- **Task brief**: Repeat the records word for word, excluding any picture.

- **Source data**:
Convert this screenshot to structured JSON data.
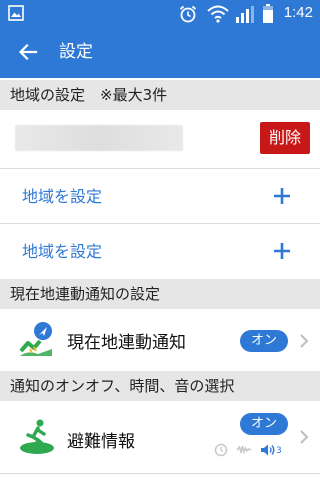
{
  "status_bar": {
    "time": "1:42",
    "icons": [
      "image-icon",
      "alarm-icon",
      "wifi-icon",
      "signal-icon",
      "battery-icon"
    ]
  },
  "app_bar": {
    "title": "設定",
    "back_icon": "arrow-left-icon"
  },
  "region_settings": {
    "header": "地域の設定　※最大3件",
    "delete_label": "削除",
    "add_rows": [
      {
        "label": "地域を設定"
      },
      {
        "label": "地域を設定"
      }
    ]
  },
  "location_section": {
    "header": "現在地連動通知の設定",
    "item": {
      "label": "現在地連動通知",
      "badge": "オン"
    }
  },
  "notification_section": {
    "header": "通知のオンオフ、時間、音の選択",
    "item": {
      "label": "避難情報",
      "badge": "オン",
      "sound_level": "3"
    }
  },
  "colors": {
    "primary": "#2f79d6",
    "delete": "#c81717",
    "section_bg": "#e6e6e6",
    "icon_green": "#2fa84f"
  }
}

- **Solution for this exercise**:
Convert this screenshot to structured JSON data.
{
  "status_bar": {
    "time": "1:42",
    "icons": [
      "image-icon",
      "alarm-icon",
      "wifi-icon",
      "signal-icon",
      "battery-icon"
    ]
  },
  "app_bar": {
    "title": "設定",
    "back_icon": "arrow-left-icon"
  },
  "region_settings": {
    "header": "地域の設定　※最大3件",
    "delete_label": "削除",
    "add_rows": [
      {
        "label": "地域を設定"
      },
      {
        "label": "地域を設定"
      }
    ]
  },
  "location_section": {
    "header": "現在地連動通知の設定",
    "item": {
      "label": "現在地連動通知",
      "badge": "オン"
    }
  },
  "notification_section": {
    "header": "通知のオンオフ、時間、音の選択",
    "item": {
      "label": "避難情報",
      "badge": "オン",
      "sound_level": "3"
    }
  },
  "colors": {
    "primary": "#2f79d6",
    "delete": "#c81717",
    "section_bg": "#e6e6e6",
    "icon_green": "#2fa84f"
  }
}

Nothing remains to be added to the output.